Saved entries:
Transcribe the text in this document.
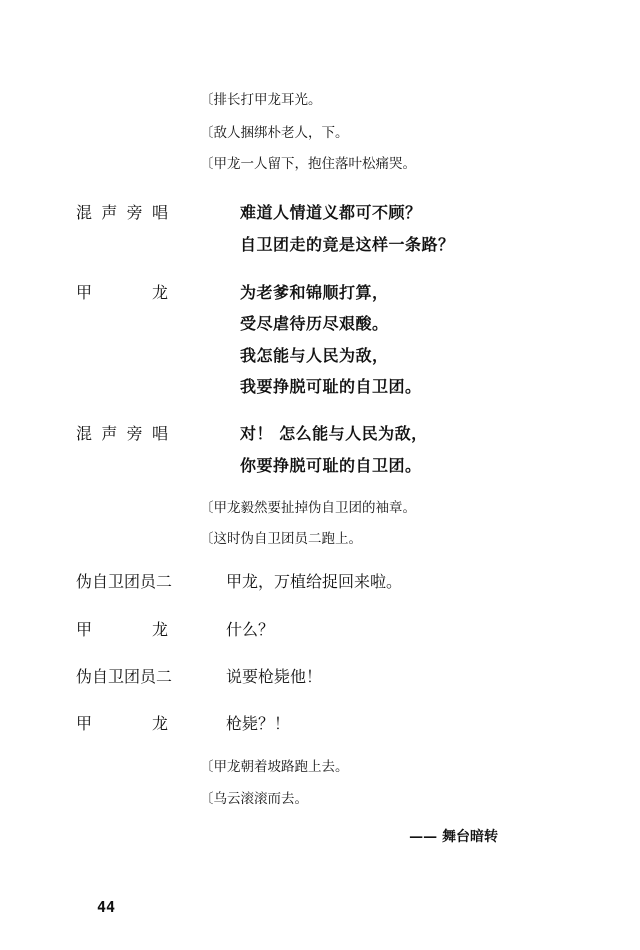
〔排长打甲龙耳光。
〔敌人捆绑朴老人，下。
〔甲龙一人留下，抱住落叶松痛哭。
混 声 旁 唱	难道人情道义都可不顾？
自卫团走的竟是这样一条路？
甲	龙	为老爹和锦顺打算，
受尽虐待历尽艰酸。
我怎能与人民为敌，
我要挣脱可耻的自卫团。
混 声 旁 唱	对！ 怎么能与人民为敌，
你要挣脱可耻的自卫团。
〔甲龙毅然要扯掉伪自卫团的袖章。
〔这时伪自卫团员二跑上。
伪自卫团员二	甲龙，万植给捉回来啦。
甲	龙	什么？
伪自卫团员二	说要枪毙他！
甲	龙	枪毙？！
〔甲龙朝着坡路跑上去。
〔乌云滚滚而去。
—— 舞台暗转
44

What to do:
Your copy should hold every record word for word and none of the pictures.

Solution to the exercise:
Transcribe the text in this document.
〔排长打甲龙耳光。
〔敌人捆绑朴老人，下。
〔甲龙一人留下，抱住落叶松痛哭。
混 声 旁 唱	难道人情道义都可不顾？
自卫团走的竟是这样一条路？
甲	龙	为老爹和锦顺打算，
受尽虐待历尽艰酸。
我怎能与人民为敌，
我要挣脱可耻的自卫团。
混 声 旁 唱	对！ 怎么能与人民为敌，
你要挣脱可耻的自卫团。
〔甲龙毅然要扯掉伪自卫团的袖章。
〔这时伪自卫团员二跑上。
伪自卫团员二	甲龙，万植给捉回来啦。
甲	龙	什么？
伪自卫团员二	说要枪毙他！
甲	龙	枪毙？！
〔甲龙朝着坡路跑上去。
〔乌云滚滚而去。
—— 舞台暗转
44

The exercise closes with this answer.